§ **Task statement**
Pull out each line of the data that includes the word "Основное".

§ **Recorded data**
───

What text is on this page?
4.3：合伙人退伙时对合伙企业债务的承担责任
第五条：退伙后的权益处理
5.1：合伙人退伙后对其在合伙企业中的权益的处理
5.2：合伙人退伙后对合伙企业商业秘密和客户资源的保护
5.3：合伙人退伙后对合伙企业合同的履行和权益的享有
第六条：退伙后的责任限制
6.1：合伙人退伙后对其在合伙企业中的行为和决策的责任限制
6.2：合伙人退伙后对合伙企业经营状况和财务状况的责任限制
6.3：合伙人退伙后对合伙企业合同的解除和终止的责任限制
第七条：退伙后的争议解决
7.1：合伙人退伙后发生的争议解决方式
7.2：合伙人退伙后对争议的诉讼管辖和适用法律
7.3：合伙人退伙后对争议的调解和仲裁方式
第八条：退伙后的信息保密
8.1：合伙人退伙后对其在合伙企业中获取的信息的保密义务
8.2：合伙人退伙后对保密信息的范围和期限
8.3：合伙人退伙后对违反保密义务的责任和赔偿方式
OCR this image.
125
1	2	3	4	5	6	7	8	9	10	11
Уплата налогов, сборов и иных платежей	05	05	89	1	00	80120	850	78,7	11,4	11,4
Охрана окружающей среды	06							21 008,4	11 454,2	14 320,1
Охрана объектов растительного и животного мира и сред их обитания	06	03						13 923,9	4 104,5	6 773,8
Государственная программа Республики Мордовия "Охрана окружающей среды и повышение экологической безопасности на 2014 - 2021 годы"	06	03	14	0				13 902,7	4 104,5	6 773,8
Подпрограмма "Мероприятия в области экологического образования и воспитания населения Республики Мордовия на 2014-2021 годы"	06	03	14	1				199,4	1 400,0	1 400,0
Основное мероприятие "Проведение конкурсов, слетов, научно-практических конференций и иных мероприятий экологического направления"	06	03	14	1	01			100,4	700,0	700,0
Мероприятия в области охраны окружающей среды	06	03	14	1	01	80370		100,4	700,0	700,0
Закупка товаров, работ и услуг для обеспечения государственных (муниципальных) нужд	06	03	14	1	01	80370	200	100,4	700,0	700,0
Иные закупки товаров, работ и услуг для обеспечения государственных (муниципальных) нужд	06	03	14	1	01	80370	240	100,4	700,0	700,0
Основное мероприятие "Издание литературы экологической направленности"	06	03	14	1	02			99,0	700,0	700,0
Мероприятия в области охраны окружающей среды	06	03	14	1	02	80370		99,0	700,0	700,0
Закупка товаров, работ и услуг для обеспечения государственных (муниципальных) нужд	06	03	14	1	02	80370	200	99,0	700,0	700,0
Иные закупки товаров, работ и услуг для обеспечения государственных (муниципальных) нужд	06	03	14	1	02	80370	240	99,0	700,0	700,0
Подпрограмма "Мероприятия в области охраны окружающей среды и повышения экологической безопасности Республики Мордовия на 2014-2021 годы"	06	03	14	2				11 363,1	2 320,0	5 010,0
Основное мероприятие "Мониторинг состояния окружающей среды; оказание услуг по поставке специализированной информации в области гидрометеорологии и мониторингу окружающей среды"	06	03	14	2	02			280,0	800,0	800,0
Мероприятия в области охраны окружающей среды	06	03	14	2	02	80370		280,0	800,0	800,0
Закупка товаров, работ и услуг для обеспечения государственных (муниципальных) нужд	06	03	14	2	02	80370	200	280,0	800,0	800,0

───

§ **Result of the task**
Основное мероприятие "Проведение конкурсов, слетов, научно-практических конференций и иных мероприятий экологического направления"	06	03	14	1	01			100,4	700,0	700,0
Основное мероприятие "Издание литературы экологической направленности"	06	03	14	1	02			99,0	700,0	700,0
Основное мероприятие "Мониторинг состояния окружающей среды; оказание услуг по поставке специализированной информации в области гидрометеорологии и мониторингу окружающей среды"	06	03	14	2	02			280,0	800,0	800,0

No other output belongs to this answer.